What the exercise asks:
Find each line with the word "data" and state how many there are, nothing more.

Material supplied:
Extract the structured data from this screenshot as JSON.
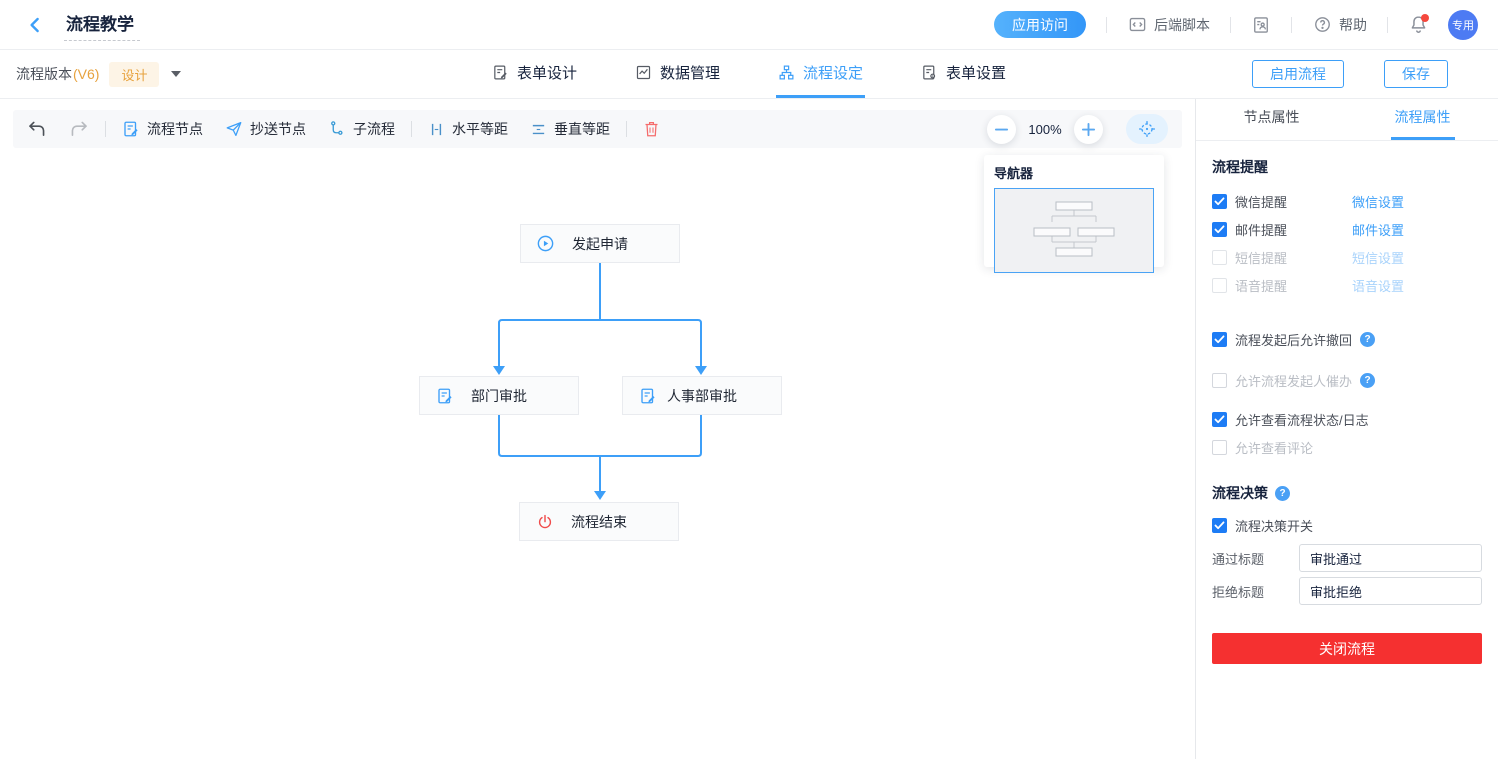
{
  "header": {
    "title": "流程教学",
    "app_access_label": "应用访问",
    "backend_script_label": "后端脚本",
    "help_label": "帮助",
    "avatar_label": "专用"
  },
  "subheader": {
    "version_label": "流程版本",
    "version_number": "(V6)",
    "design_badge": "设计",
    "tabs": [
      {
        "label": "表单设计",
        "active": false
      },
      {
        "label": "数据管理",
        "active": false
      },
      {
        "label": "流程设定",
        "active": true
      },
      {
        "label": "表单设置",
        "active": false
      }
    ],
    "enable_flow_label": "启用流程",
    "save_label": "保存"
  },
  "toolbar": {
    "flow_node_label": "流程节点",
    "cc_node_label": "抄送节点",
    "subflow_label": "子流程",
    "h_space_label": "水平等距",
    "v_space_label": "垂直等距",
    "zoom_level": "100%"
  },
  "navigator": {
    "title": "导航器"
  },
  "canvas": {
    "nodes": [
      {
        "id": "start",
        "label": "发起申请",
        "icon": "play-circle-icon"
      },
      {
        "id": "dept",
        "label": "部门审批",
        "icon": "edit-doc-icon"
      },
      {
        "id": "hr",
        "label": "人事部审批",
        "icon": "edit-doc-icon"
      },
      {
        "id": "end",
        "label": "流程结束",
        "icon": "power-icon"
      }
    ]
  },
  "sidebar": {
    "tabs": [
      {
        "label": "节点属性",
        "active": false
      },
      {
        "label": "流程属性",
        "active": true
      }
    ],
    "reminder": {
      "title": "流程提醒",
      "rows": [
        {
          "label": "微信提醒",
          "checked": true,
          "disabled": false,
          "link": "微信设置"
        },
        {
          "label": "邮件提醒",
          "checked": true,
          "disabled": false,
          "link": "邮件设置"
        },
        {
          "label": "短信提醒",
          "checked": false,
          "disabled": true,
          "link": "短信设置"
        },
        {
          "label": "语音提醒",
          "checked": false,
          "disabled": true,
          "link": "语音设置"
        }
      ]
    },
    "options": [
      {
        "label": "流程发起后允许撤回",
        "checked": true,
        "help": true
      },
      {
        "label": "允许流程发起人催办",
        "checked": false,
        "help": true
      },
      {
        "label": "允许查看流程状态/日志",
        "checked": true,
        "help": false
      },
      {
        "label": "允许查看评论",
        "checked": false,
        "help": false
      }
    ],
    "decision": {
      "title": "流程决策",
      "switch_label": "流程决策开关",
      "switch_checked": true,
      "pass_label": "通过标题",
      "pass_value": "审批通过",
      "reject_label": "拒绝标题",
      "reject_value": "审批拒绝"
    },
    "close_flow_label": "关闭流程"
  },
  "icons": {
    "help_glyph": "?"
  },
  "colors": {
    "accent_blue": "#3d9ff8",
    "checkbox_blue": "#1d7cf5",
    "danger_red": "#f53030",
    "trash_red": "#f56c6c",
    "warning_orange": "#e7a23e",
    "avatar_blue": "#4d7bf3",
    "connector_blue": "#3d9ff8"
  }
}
...
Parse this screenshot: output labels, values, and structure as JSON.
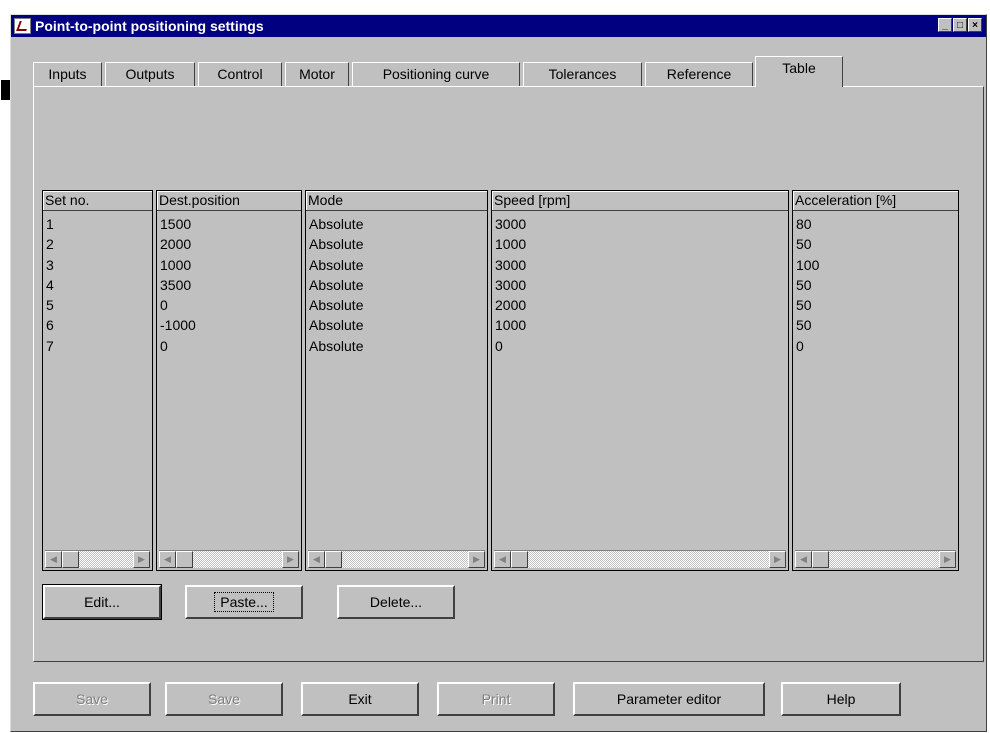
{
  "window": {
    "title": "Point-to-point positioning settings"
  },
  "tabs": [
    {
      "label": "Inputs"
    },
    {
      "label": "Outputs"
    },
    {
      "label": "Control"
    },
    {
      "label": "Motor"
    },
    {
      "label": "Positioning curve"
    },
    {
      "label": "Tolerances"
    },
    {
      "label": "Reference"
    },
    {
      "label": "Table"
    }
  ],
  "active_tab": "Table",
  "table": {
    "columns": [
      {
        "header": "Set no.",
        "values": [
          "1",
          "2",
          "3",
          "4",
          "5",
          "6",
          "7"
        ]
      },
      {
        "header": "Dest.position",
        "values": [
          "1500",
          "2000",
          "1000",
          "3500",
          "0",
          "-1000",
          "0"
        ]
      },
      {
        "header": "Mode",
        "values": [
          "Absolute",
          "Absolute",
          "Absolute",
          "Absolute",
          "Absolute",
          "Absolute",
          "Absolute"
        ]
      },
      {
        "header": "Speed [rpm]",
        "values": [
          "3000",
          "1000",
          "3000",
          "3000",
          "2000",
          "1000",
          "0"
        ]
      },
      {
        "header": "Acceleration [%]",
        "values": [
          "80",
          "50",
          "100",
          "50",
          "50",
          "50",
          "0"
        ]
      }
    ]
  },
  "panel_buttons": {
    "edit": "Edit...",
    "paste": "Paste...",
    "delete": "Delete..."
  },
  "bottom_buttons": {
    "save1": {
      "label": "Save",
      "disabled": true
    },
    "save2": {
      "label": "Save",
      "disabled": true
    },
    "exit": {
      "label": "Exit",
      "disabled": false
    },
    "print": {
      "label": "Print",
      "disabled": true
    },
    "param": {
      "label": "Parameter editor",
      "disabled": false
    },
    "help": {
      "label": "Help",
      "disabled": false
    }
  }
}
---
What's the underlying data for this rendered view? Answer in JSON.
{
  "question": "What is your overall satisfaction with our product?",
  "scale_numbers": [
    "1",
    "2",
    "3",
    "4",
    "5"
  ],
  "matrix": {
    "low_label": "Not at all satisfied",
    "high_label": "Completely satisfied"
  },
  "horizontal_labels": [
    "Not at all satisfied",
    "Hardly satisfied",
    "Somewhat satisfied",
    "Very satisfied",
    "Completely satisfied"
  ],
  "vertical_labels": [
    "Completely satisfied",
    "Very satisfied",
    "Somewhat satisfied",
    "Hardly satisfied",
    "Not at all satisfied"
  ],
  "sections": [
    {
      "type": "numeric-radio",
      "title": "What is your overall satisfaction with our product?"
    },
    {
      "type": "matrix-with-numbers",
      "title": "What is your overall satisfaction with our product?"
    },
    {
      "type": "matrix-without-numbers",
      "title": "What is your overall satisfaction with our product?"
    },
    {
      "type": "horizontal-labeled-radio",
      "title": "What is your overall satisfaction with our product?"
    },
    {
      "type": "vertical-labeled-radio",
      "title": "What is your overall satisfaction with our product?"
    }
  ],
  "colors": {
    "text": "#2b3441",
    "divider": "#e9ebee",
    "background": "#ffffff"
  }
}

Finished exercise:
2